■ THE REQUEST
Gather up every line from the entries below that uses the word "interpolation".

■ INPUT RECORDS
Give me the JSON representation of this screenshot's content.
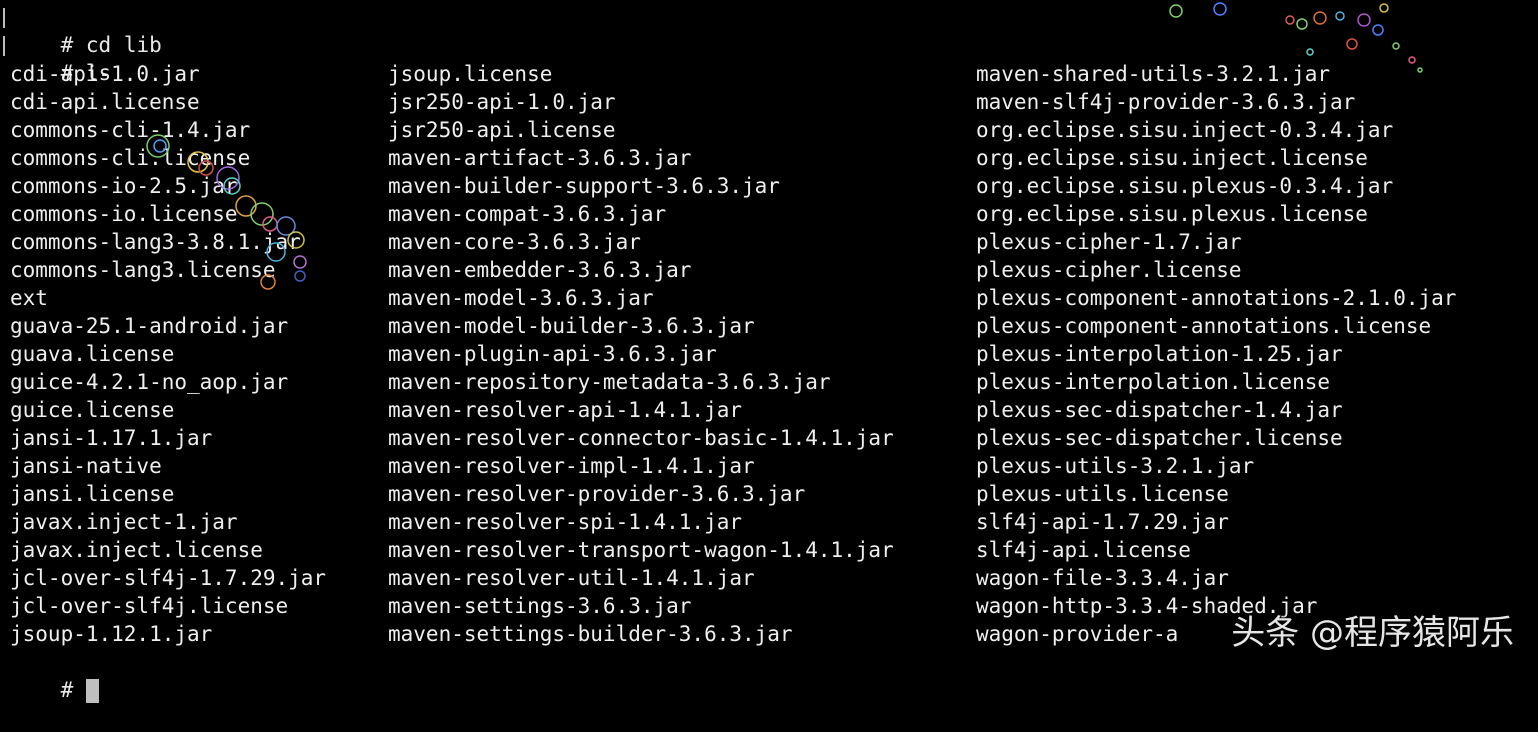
{
  "terminal": {
    "commands": [
      {
        "prompt": "#",
        "text": "cd lib"
      },
      {
        "prompt": "#",
        "text": "ls"
      }
    ],
    "listing": {
      "column1": [
        "cdi-api-1.0.jar",
        "cdi-api.license",
        "commons-cli-1.4.jar",
        "commons-cli.license",
        "commons-io-2.5.jar",
        "commons-io.license",
        "commons-lang3-3.8.1.jar",
        "commons-lang3.license",
        "ext",
        "guava-25.1-android.jar",
        "guava.license",
        "guice-4.2.1-no_aop.jar",
        "guice.license",
        "jansi-1.17.1.jar",
        "jansi-native",
        "jansi.license",
        "javax.inject-1.jar",
        "javax.inject.license",
        "jcl-over-slf4j-1.7.29.jar",
        "jcl-over-slf4j.license",
        "jsoup-1.12.1.jar"
      ],
      "column2": [
        "jsoup.license",
        "jsr250-api-1.0.jar",
        "jsr250-api.license",
        "maven-artifact-3.6.3.jar",
        "maven-builder-support-3.6.3.jar",
        "maven-compat-3.6.3.jar",
        "maven-core-3.6.3.jar",
        "maven-embedder-3.6.3.jar",
        "maven-model-3.6.3.jar",
        "maven-model-builder-3.6.3.jar",
        "maven-plugin-api-3.6.3.jar",
        "maven-repository-metadata-3.6.3.jar",
        "maven-resolver-api-1.4.1.jar",
        "maven-resolver-connector-basic-1.4.1.jar",
        "maven-resolver-impl-1.4.1.jar",
        "maven-resolver-provider-3.6.3.jar",
        "maven-resolver-spi-1.4.1.jar",
        "maven-resolver-transport-wagon-1.4.1.jar",
        "maven-resolver-util-1.4.1.jar",
        "maven-settings-3.6.3.jar",
        "maven-settings-builder-3.6.3.jar"
      ],
      "column3": [
        "maven-shared-utils-3.2.1.jar",
        "maven-slf4j-provider-3.6.3.jar",
        "org.eclipse.sisu.inject-0.3.4.jar",
        "org.eclipse.sisu.inject.license",
        "org.eclipse.sisu.plexus-0.3.4.jar",
        "org.eclipse.sisu.plexus.license",
        "plexus-cipher-1.7.jar",
        "plexus-cipher.license",
        "plexus-component-annotations-2.1.0.jar",
        "plexus-component-annotations.license",
        "plexus-interpolation-1.25.jar",
        "plexus-interpolation.license",
        "plexus-sec-dispatcher-1.4.jar",
        "plexus-sec-dispatcher.license",
        "plexus-utils-3.2.1.jar",
        "plexus-utils.license",
        "slf4j-api-1.7.29.jar",
        "slf4j-api.license",
        "wagon-file-3.3.4.jar",
        "wagon-http-3.3.4-shaded.jar",
        "wagon-provider-a"
      ]
    },
    "final_prompt": "#"
  },
  "watermark": "头条 @程序猿阿乐",
  "colors": {
    "background": "#000000",
    "text": "#e8e8e8",
    "cursor": "#bfbfbf"
  }
}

■ RESPONSE BELOW
        "plexus-interpolation-1.25.jar",
        "plexus-interpolation.license",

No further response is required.